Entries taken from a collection
···

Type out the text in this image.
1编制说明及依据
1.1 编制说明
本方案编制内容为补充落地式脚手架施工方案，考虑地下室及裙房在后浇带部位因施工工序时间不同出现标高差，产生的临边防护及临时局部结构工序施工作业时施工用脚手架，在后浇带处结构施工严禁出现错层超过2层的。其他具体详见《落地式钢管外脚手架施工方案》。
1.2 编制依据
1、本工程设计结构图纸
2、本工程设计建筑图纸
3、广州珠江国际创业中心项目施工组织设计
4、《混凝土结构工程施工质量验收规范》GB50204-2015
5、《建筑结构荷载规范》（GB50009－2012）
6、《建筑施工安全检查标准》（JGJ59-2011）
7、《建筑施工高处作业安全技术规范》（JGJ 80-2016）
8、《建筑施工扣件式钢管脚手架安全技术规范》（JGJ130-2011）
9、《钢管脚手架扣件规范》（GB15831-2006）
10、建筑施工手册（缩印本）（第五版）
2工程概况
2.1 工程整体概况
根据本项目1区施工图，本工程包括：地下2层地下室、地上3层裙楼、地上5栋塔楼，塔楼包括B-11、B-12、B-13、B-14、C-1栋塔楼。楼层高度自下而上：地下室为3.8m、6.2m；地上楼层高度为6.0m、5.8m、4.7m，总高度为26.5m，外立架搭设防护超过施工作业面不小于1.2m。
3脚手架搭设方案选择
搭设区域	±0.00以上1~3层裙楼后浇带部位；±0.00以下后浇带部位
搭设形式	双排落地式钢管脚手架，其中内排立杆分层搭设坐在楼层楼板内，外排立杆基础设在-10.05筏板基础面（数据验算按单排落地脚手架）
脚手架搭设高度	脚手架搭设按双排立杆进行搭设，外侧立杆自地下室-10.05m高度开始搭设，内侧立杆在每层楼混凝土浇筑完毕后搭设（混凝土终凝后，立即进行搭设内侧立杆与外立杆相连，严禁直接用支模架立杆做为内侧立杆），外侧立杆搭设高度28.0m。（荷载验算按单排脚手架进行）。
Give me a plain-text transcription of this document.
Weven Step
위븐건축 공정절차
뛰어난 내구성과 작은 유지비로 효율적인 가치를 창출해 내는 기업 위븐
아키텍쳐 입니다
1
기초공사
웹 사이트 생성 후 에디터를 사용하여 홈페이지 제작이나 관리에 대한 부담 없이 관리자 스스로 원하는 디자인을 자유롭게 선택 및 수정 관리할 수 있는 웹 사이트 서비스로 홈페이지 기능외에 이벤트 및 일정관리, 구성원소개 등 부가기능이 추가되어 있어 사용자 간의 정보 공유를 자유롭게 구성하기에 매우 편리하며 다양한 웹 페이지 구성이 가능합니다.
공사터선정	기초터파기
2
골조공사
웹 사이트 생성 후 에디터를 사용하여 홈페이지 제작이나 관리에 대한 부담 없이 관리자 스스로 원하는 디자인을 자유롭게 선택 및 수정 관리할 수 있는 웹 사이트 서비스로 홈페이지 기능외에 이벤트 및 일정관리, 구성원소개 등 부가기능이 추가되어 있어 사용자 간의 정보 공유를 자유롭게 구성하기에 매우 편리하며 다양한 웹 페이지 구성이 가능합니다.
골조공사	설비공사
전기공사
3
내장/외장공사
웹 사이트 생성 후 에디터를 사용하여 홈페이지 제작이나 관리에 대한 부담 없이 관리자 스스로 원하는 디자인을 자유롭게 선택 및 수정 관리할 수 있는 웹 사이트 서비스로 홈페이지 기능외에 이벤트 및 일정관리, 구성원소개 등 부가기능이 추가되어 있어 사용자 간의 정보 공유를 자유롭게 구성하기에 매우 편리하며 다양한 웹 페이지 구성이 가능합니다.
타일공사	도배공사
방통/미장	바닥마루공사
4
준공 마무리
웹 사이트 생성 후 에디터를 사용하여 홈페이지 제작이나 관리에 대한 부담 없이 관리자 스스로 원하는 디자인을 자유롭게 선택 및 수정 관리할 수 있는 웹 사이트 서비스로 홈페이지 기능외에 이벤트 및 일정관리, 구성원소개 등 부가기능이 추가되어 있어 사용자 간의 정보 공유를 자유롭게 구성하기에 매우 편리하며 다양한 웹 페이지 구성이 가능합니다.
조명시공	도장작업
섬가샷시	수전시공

···

PROMPT
Output the lines above verbatim and in full.

EXERCISE RESPONSE
Type out the text in this image.
1编制说明及依据
1.1 编制说明
本方案编制内容为补充落地式脚手架施工方案，考虑地下室及裙房在后浇带部位因施工工序时间不同出现标高差，产生的临边防护及临时局部结构工序施工作业时施工用脚手架，在后浇带处结构施工严禁出现错层超过2层的。其他具体详见《落地式钢管外脚手架施工方案》。
1.2 编制依据
1、本工程设计结构图纸
2、本工程设计建筑图纸
3、广州珠江国际创业中心项目施工组织设计
4、《混凝土结构工程施工质量验收规范》GB50204-2015
5、《建筑结构荷载规范》（GB50009－2012）
6、《建筑施工安全检查标准》（JGJ59-2011）
7、《建筑施工高处作业安全技术规范》（JGJ 80-2016）
8、《建筑施工扣件式钢管脚手架安全技术规范》（JGJ130-2011）
9、《钢管脚手架扣件规范》（GB15831-2006）
10、建筑施工手册（缩印本）（第五版）
2工程概况
2.1 工程整体概况
根据本项目1区施工图，本工程包括：地下2层地下室、地上3层裙楼、地上5栋塔楼，塔楼包括B-11、B-12、B-13、B-14、C-1栋塔楼。楼层高度自下而上：地下室为3.8m、6.2m；地上楼层高度为6.0m、5.8m、4.7m，总高度为26.5m，外立架搭设防护超过施工作业面不小于1.2m。
3脚手架搭设方案选择
搭设区域	±0.00以上1~3层裙楼后浇带部位；±0.00以下后浇带部位
搭设形式	双排落地式钢管脚手架，其中内排立杆分层搭设坐在楼层楼板内，外排立杆基础设在-10.05筏板基础面（数据验算按单排落地脚手架）
脚手架搭设高度	脚手架搭设按双排立杆进行搭设，外侧立杆自地下室-10.05m高度开始搭设，内侧立杆在每层楼混凝土浇筑完毕后搭设（混凝土终凝后，立即进行搭设内侧立杆与外立杆相连，严禁直接用支模架立杆做为内侧立杆），外侧立杆搭设高度28.0m。（荷载验算按单排脚手架进行）。
Give me a plain-text transcription of this document.
Weven Step
위븐건축 공정절차
뛰어난 내구성과 작은 유지비로 효율적인 가치를 창출해 내는 기업 위븐
아키텍쳐 입니다
1
기초공사
웹 사이트 생성 후 에디터를 사용하여 홈페이지 제작이나 관리에 대한 부담 없이 관리자 스스로 원하는 디자인을 자유롭게 선택 및 수정 관리할 수 있는 웹 사이트 서비스로 홈페이지 기능외에 이벤트 및 일정관리, 구성원소개 등 부가기능이 추가되어 있어 사용자 간의 정보 공유를 자유롭게 구성하기에 매우 편리하며 다양한 웹 페이지 구성이 가능합니다.
공사터선정	기초터파기
2
골조공사
웹 사이트 생성 후 에디터를 사용하여 홈페이지 제작이나 관리에 대한 부담 없이 관리자 스스로 원하는 디자인을 자유롭게 선택 및 수정 관리할 수 있는 웹 사이트 서비스로 홈페이지 기능외에 이벤트 및 일정관리, 구성원소개 등 부가기능이 추가되어 있어 사용자 간의 정보 공유를 자유롭게 구성하기에 매우 편리하며 다양한 웹 페이지 구성이 가능합니다.
골조공사	설비공사
전기공사
3
내장/외장공사
웹 사이트 생성 후 에디터를 사용하여 홈페이지 제작이나 관리에 대한 부담 없이 관리자 스스로 원하는 디자인을 자유롭게 선택 및 수정 관리할 수 있는 웹 사이트 서비스로 홈페이지 기능외에 이벤트 및 일정관리, 구성원소개 등 부가기능이 추가되어 있어 사용자 간의 정보 공유를 자유롭게 구성하기에 매우 편리하며 다양한 웹 페이지 구성이 가능합니다.
타일공사	도배공사
방통/미장	바닥마루공사
4
준공 마무리
웹 사이트 생성 후 에디터를 사용하여 홈페이지 제작이나 관리에 대한 부담 없이 관리자 스스로 원하는 디자인을 자유롭게 선택 및 수정 관리할 수 있는 웹 사이트 서비스로 홈페이지 기능외에 이벤트 및 일정관리, 구성원소개 등 부가기능이 추가되어 있어 사용자 간의 정보 공유를 자유롭게 구성하기에 매우 편리하며 다양한 웹 페이지 구성이 가능합니다.
조명시공	도장작업
섬가샷시	수전시공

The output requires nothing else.